#### [PROBLEM]
Turn the lines of the material below into a JSON list of strings, one string per line, starting from the line with "title-line-1: Holiday: [363, 114, 717, 221]" up to and including the line with "item-price-hot-chocolate: $5.00: [925, 922, 1040, 968]", and leave out any blank lines.

#### [PROVIDED DATA]

§ §

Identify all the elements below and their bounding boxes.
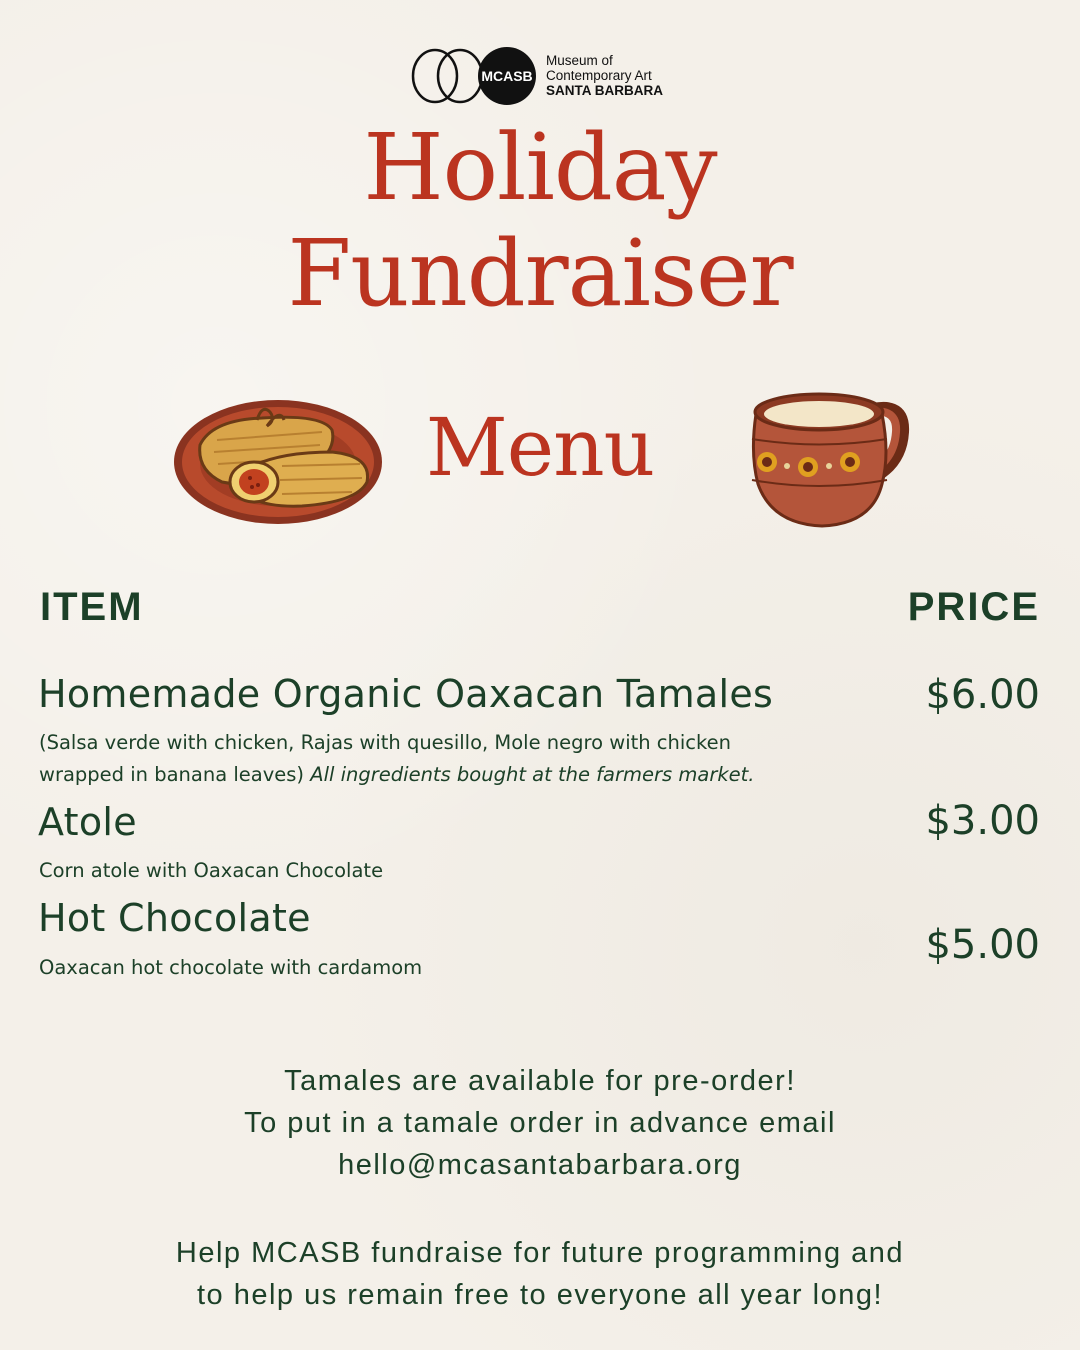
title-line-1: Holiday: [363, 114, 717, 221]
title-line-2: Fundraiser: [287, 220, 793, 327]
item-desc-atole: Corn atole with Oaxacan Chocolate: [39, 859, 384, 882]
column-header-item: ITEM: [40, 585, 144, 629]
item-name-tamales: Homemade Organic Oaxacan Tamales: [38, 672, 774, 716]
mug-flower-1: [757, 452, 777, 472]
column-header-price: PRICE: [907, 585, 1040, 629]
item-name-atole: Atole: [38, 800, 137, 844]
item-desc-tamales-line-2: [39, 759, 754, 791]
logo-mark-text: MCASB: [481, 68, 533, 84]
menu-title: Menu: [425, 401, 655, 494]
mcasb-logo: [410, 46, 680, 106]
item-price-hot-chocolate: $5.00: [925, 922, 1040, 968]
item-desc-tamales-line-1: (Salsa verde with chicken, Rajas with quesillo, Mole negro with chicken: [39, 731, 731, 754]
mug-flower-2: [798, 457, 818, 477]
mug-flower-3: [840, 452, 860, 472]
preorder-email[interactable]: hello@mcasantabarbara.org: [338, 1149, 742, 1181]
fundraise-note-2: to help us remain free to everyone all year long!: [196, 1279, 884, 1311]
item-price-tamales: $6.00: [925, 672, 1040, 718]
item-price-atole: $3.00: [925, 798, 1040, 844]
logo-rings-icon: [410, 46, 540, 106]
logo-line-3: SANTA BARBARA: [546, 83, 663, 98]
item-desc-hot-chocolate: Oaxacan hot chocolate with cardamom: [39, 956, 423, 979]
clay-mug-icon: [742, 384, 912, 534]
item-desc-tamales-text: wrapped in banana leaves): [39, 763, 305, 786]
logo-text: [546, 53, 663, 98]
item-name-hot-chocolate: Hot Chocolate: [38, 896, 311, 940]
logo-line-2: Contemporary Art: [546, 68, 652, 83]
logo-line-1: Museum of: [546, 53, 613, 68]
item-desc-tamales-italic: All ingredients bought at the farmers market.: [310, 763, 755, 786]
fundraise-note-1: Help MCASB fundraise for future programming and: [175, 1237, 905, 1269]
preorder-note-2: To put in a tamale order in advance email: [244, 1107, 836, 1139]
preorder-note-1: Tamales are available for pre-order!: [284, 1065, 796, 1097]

§ §

#### [ANSWER TO THIS TASK]
[
  "title-line-1: Holiday: [363, 114, 717, 221]",
  "title-line-2: Fundraiser: [287, 220, 793, 327]",
  "item-desc-atole: Corn atole with Oaxacan Chocolate: [39, 859, 384, 882]",
  "column-header-item: ITEM: [40, 585, 144, 629]",
  "item-name-tamales: Homemade Organic Oaxacan Tamales: [38, 672, 774, 716]",
  "mug-flower-1: [757, 452, 777, 472]",
  "column-header-price: PRICE: [907, 585, 1040, 629]",
  "item-name-atole: Atole: [38, 800, 137, 844]",
  "item-desc-tamales-line-2: [39, 759, 754, 791]",
  "logo-mark-text: MCASB: [481, 68, 533, 84]",
  "menu-title: Menu: [425, 401, 655, 494]",
  "mcasb-logo: [410, 46, 680, 106]",
  "item-price-hot-chocolate: $5.00: [925, 922, 1040, 968]"
]